§ Exercise:
Write out all lines holding the word "звука".

— begin —

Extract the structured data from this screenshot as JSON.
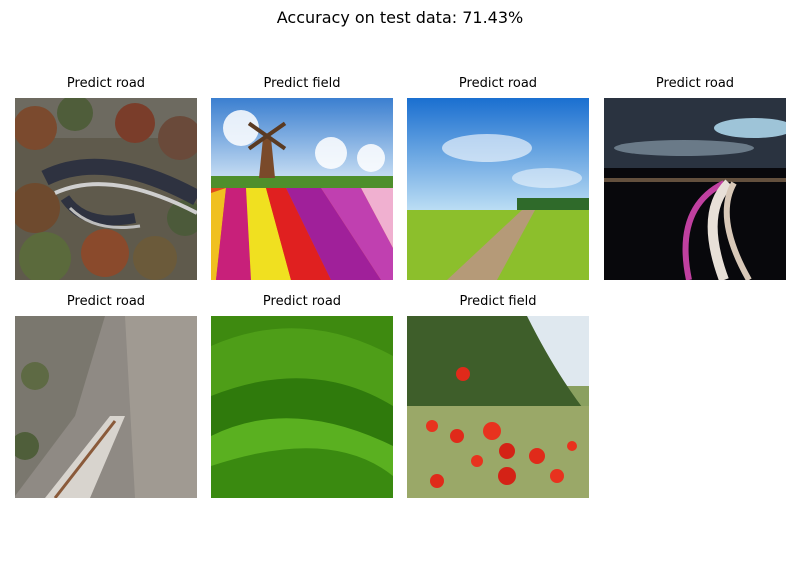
{
  "chart_data": {
    "type": "image-grid",
    "title": "Accuracy on test data: 71.43%",
    "panels": [
      {
        "title": "Predict road",
        "image": "aerial-winding-road-forest"
      },
      {
        "title": "Predict field",
        "image": "windmill-tulip-field"
      },
      {
        "title": "Predict road",
        "image": "dirt-road-green-field-blue-sky"
      },
      {
        "title": "Predict road",
        "image": "night-highway-light-trails"
      },
      {
        "title": "Predict road",
        "image": "cliff-side-road"
      },
      {
        "title": "Predict road",
        "image": "rolling-green-hills"
      },
      {
        "title": "Predict field",
        "image": "red-poppy-field"
      }
    ]
  }
}
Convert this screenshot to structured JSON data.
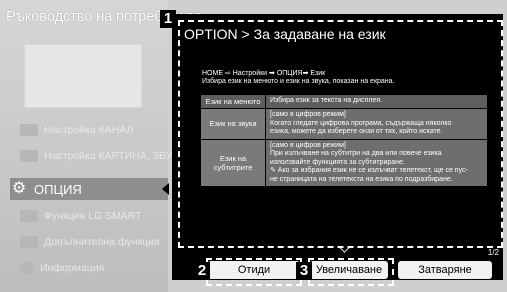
{
  "sidebar": {
    "title": "Ръководство на потребителя",
    "items": [
      {
        "label": "Настройка КАНАЛ",
        "icon": "satellite-dish-icon"
      },
      {
        "label": "Настройка КАРТИНА, ЗВУК",
        "icon": "picture-sound-icon"
      },
      {
        "label": "ОПЦИЯ",
        "icon": "gear-icon"
      },
      {
        "label": "Функция LG SMART",
        "icon": "smart-tv-icon"
      },
      {
        "label": "Допълнителна функция",
        "icon": "extra-function-icon"
      },
      {
        "label": "Информация",
        "icon": "info-icon"
      }
    ]
  },
  "callouts": {
    "one": "1",
    "two": "2",
    "three": "3"
  },
  "panel": {
    "title": "OPTION > За задаване на език",
    "breadcrumb": "HOME ⇨ Настройки ➡ ОПЦИЯ➡ Език",
    "description": "Избира език на менюто и език на звука, показан на екрана.",
    "rows": [
      {
        "key": "Език на менюто",
        "value": "Избира език за текста на дисплея."
      },
      {
        "key": "Език на звука",
        "value": "[само в цифров режим]\nКогато гледате цифрова програма, съдържаща няколко\nезика, можете да изберете онзи от тях, който искате."
      },
      {
        "key": "Език на\nсубтитрите",
        "value": "[само в цифров режим]\nПри излъчване на субтитри на два или повече езика\nизползвайте функцията за субтитриране.\n✎ Ако за избрания език не се излъчват телетекст, ще се пус-\n    не страницата на телетекста на езика по подразбиране."
      }
    ],
    "page_indicator": "1/2"
  },
  "buttons": {
    "goto": "Отиди",
    "zoom": "Увеличаване",
    "close": "Затваряне"
  },
  "colors": {
    "panel_bg": "#000000",
    "sidebar_bg": "#cfcfcf",
    "highlight": "#8e8e8e",
    "table_cell": "#6e6e6e"
  }
}
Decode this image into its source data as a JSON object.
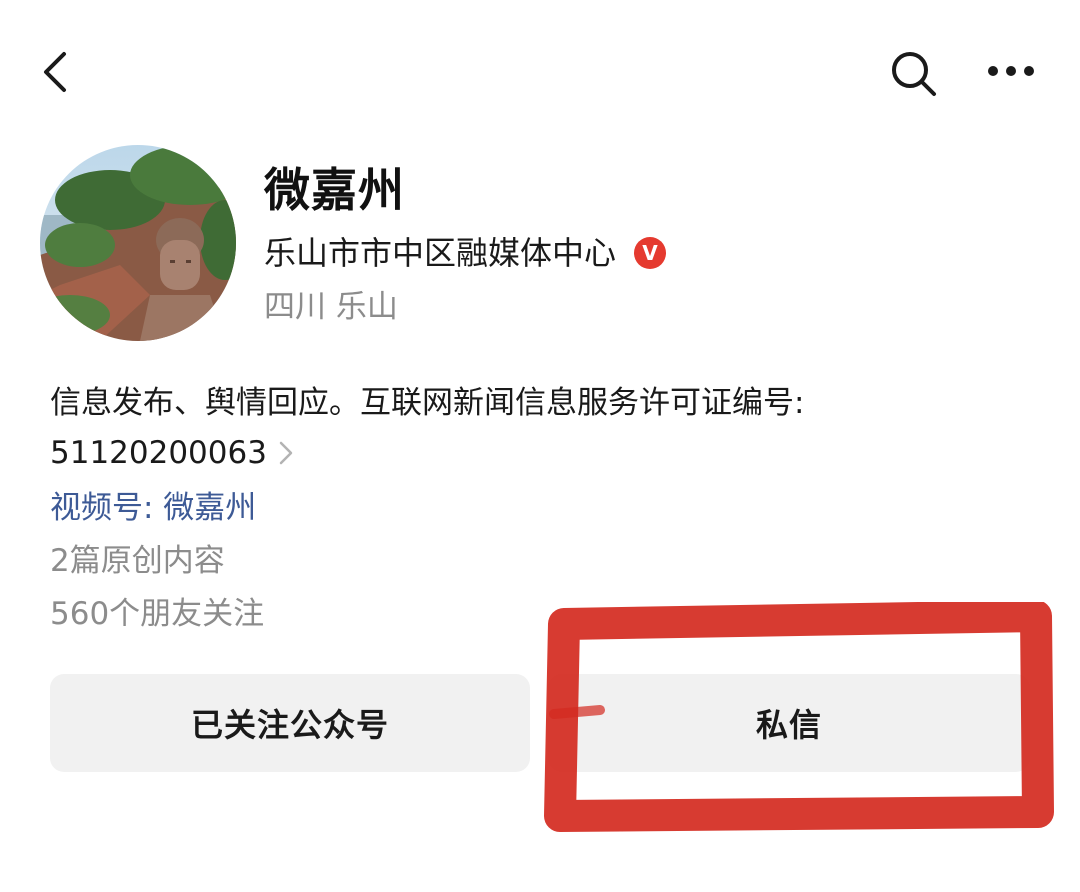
{
  "account": {
    "name": "微嘉州",
    "organization": "乐山市市中区融媒体中心",
    "verified_badge": "V",
    "location": "四川 乐山"
  },
  "profile": {
    "description": "信息发布、舆情回应。互联网新闻信息服务许可证编号:",
    "license_number": "51120200063",
    "channel_link": "视频号: 微嘉州",
    "original_content": "2篇原创内容",
    "followers": "560个朋友关注"
  },
  "actions": {
    "follow_label": "已关注公众号",
    "message_label": "私信"
  },
  "icons": {
    "back": "back-arrow-icon",
    "search": "search-icon",
    "more": "more-dots-icon",
    "chevron": "chevron-right-icon"
  },
  "colors": {
    "verified_badge": "#e53a2f",
    "link": "#3d5a96",
    "secondary_text": "#8c8c8c",
    "button_background": "#f1f1f1",
    "highlight": "#d42a20"
  }
}
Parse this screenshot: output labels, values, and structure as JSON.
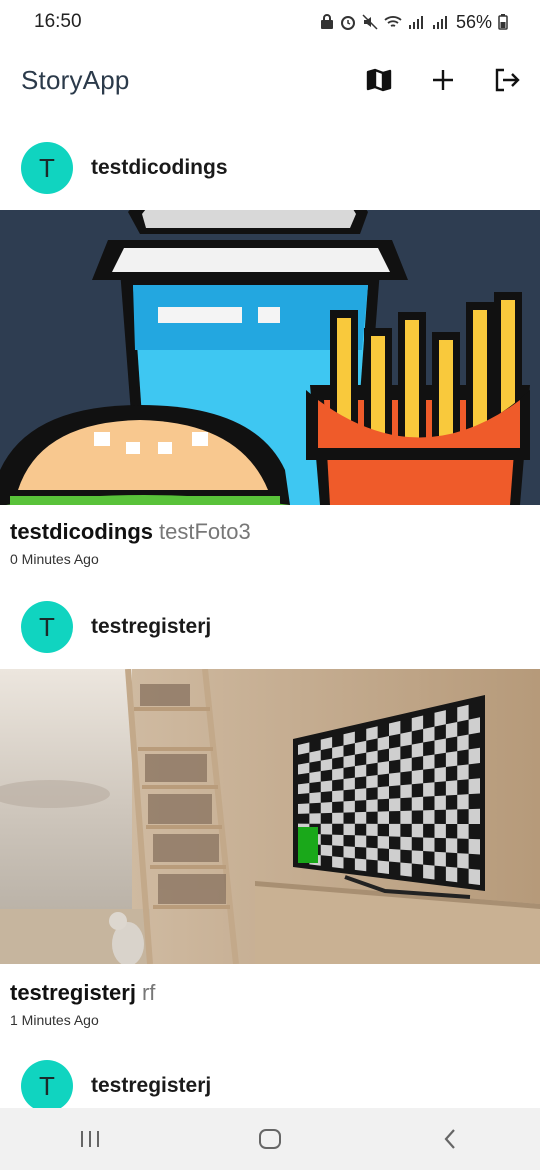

— end —

§ Full answer:
    "description": "Избира език на менюто и език на звука, показан на екрана.",
        "key": "Език на звука",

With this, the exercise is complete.